#### 提示文
神道と再臨摂理シリーズ10


 仏教が日本に受容される過程において、土着の信仰である神道としだいに融合していき、神と仏を一緒に祀るようになった現象を「神仏習合」と呼ぶことは既に説明しましたが、これは思想的に①神身離脱説、②本地垂迹説という二段階で発達しました。①においては日本の神は仏教によって救われるべき低い存在であるとされましたが、②においては日本古来の神々は仏が衆生救済のために姿を変えて顕われた存在であるとされ、日本の神々の位置が高められました。

<神本仏迹説の神道>
 これがさらに発展すると、その関係は逆転するようになるのですが、それを「神本仏迹説(しんぽんぶつじゃくせつ)」の神道といいます。話を整理すると、本地垂迹説においては、本来は仏であったものが日本人の前では神に形を変えて現れ、仏教が伝来する前から信仰されていたのであると解釈することによって、仏教と神道は根本は同じであると主張したのですが、「神本仏迹説」においては日本の神は仏よりも優れた存在であり、むしろ神が仏の本地(オリジナル)であると主張したのです。こうした神道の代表が伊勢神道と吉田神道です。

 伊勢神道は、伊勢神宮の外宮の神官・度会行忠(わたらい・ゆきただ)によって基礎が築かれ、度会家行(わたらい・いえゆき)によって大成されました。平安末期から鎌倉・南北朝時代にかけて形成された神道です。ここで初めて、「神は本地仏よりも優れた存在であり、神が仏の本地である」という思想が出現したのです。

#### データ抜粋

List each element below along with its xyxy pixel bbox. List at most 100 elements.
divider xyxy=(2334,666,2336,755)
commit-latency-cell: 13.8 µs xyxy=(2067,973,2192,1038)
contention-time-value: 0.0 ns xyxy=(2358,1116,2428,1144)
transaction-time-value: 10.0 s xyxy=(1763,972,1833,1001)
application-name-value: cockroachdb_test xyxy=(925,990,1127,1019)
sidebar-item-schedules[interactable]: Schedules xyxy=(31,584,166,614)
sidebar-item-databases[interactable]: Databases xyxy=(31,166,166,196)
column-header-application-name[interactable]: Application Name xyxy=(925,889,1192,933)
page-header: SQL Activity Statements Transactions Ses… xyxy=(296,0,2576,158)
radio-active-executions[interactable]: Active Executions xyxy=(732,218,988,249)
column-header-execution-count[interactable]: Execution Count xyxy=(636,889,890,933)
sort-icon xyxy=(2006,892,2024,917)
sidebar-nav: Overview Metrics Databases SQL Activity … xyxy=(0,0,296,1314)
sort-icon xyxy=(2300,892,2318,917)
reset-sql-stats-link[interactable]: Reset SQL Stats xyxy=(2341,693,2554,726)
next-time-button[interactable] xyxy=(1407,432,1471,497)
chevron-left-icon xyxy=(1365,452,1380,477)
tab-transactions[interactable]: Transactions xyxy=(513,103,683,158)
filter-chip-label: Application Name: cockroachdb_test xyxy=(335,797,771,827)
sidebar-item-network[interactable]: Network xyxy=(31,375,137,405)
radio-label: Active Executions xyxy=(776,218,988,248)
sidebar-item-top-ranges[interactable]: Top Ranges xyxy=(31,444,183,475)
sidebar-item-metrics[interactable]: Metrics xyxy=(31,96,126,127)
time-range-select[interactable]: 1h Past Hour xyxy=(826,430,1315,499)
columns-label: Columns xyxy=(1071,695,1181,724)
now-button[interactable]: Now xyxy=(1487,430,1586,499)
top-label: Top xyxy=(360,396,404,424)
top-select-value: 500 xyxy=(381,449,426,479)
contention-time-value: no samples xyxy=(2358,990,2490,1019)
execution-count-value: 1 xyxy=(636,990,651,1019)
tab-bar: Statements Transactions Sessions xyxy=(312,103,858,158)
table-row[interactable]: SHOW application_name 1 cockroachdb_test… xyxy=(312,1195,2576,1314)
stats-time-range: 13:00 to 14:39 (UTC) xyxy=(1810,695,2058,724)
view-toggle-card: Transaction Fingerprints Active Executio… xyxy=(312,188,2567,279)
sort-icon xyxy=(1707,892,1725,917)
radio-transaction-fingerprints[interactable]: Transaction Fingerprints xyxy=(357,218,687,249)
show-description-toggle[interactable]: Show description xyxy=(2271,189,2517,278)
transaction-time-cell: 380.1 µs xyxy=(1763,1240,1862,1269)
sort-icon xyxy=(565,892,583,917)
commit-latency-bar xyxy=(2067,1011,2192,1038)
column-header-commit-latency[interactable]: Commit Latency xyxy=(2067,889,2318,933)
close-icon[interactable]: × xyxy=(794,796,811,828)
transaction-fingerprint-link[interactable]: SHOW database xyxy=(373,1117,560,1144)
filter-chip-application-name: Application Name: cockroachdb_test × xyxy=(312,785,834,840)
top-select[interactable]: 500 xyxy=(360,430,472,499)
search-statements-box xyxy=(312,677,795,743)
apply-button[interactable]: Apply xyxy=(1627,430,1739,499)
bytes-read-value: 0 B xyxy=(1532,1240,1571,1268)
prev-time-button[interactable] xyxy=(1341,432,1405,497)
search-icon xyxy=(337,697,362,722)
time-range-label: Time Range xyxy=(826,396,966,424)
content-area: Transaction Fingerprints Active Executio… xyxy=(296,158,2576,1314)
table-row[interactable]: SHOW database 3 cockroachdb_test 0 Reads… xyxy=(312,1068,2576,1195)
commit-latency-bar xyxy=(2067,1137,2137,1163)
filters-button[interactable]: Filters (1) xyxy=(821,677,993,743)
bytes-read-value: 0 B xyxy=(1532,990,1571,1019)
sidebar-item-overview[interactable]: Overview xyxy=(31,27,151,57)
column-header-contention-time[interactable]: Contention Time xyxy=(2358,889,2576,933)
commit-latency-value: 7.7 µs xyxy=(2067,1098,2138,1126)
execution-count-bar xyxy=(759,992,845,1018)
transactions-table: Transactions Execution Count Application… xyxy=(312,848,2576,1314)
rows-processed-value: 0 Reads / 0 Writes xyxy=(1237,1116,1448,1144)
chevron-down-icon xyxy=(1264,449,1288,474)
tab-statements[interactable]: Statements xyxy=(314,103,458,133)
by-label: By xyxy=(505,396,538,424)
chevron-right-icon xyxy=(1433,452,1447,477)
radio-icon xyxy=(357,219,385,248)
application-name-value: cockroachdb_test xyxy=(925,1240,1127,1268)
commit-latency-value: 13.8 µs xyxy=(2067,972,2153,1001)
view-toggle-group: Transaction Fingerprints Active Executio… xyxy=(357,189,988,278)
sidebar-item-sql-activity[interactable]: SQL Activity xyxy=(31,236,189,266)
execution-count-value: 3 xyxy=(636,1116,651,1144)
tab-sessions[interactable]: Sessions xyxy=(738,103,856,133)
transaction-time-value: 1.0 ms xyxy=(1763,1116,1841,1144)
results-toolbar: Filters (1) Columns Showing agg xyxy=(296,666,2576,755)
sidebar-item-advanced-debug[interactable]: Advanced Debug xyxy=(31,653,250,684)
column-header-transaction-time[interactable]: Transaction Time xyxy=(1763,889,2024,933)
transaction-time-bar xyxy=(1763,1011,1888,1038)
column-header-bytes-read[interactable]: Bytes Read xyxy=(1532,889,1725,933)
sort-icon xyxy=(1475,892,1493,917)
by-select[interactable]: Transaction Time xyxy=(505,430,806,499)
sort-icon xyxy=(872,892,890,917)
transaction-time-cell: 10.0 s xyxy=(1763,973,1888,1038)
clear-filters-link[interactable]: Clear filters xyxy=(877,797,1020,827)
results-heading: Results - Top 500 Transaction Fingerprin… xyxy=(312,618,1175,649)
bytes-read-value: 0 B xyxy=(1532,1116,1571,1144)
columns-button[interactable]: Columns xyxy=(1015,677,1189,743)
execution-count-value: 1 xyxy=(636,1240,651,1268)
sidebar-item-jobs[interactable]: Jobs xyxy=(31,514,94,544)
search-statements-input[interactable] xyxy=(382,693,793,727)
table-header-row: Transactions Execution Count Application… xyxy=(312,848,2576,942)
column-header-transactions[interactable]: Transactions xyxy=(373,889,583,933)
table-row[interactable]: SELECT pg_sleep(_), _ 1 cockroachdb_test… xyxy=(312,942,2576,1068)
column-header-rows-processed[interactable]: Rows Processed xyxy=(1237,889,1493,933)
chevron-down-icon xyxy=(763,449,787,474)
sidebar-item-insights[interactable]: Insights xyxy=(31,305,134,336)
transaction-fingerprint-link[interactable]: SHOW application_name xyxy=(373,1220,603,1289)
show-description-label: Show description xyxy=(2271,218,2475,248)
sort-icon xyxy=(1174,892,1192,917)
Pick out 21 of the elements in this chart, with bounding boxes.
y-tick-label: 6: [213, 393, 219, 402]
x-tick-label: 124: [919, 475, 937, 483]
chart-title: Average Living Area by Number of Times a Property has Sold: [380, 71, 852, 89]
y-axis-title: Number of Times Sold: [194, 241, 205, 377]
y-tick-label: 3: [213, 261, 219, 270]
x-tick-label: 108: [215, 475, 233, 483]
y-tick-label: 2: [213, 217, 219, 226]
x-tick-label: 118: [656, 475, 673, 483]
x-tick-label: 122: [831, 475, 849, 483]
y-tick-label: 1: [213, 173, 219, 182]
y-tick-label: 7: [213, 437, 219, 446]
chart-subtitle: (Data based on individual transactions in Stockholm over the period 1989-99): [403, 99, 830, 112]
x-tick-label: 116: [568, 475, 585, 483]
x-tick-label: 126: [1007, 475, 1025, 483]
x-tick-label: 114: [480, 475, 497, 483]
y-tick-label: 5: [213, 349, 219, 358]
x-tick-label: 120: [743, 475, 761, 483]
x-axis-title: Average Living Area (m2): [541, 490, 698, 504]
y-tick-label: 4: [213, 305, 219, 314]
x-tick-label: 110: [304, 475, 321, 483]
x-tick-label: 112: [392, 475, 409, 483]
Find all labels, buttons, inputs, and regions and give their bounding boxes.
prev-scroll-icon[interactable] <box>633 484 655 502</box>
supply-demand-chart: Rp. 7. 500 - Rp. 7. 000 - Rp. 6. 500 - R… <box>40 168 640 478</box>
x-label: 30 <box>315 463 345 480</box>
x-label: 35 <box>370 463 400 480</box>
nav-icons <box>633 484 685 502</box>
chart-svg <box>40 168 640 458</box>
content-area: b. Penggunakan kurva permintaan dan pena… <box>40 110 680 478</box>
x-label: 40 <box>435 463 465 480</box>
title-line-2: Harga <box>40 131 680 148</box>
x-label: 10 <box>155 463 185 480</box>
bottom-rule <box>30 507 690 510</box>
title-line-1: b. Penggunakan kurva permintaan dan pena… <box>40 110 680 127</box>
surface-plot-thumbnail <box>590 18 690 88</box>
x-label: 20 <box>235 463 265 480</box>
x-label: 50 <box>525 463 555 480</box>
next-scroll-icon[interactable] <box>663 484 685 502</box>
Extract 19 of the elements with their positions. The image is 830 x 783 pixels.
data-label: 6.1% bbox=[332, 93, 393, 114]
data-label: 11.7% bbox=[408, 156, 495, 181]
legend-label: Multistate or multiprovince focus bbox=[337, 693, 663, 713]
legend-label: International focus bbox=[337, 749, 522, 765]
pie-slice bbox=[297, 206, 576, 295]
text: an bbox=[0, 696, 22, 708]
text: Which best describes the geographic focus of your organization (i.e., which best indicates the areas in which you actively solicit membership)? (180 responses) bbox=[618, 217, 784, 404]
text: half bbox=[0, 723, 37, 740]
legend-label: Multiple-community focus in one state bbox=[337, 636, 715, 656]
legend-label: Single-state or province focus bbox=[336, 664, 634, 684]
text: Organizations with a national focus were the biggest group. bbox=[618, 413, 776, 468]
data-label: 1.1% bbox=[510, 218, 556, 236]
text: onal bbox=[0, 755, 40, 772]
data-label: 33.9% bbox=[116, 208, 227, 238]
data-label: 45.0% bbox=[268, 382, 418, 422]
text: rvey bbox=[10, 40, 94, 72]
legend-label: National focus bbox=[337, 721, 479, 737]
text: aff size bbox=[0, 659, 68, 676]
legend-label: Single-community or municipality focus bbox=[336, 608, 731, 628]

#### 記述課題
1. 神道に関する文章から、「仏教が日本に受容される過程に」で始まり「神々の位置が高められました。」で終わる部分を引用してください。
2. 神道に関する文章の最後の文に続けて、その先を書き進めてください。
上記の行は参照する必要がありません。

#### 解答一覧
1.
仏教が日本に受容される過程において、土着の信仰である神道としだいに融合していき、神と仏を一緒に祀るようになった現象を「神仏習合」と呼ぶことは既に説明しましたが、これは思想的に①神身離脱説、②本地垂迹説という二段階で発達しました。①においては日本の神は仏教によって救われるべき低い存在であるとされましたが、②においては日本古来の神々は仏が衆生救済のために姿を変えて顕われた存在であるとされ、日本の神々の位置が高められました。

2.
 吉田神道は、唯一神道、卜部(うらべ)神道、宗源(そうげん)神道とも呼ばれ、室町時代後期に吉田兼倶(よしだ・かねとも)が創唱した思想であり、インドの仏よりも日本の神のほうが優位であると主張しました。彼によれば、神道が根本であり、儒教は枝葉、仏教は花実であるということになります。吉田神道における根本神は、「国常立尊(くちとこたちのみこと)」です。

<儒家神道>
 一方、江戸時代初期になると徳川幕府の奨励で儒教が流行し、儒教と神道が同一視され、神儒一致の神道が登場しました。朱子学を学んだ儒学者によって唱えられたこうした神道説を「儒家神道」と言います。

 林羅山の「理当心地神道」(りとうしんちしんとう)、吉川惟足(よしかわ・これたり)の「吉川神道」、度会延佳(わたらい・のぶよし)の「後期伊勢神道」、山崎闇斎(やまざきあんさい)の「垂加(すいか)神道」などが代表的な儒家神道です。儒家神道においては、「神道の本質は祭祀や行法ではなく、天下を治める道である。神道は王道であり、天照大御神から天皇が継承したものである。」と説きました。

<復古神道>
 復古神道とは、国学者が『古事記』『日本書紀』などの古典をよりどころに定め、儒教や仏教を交えずに神道を説明する思想を言います。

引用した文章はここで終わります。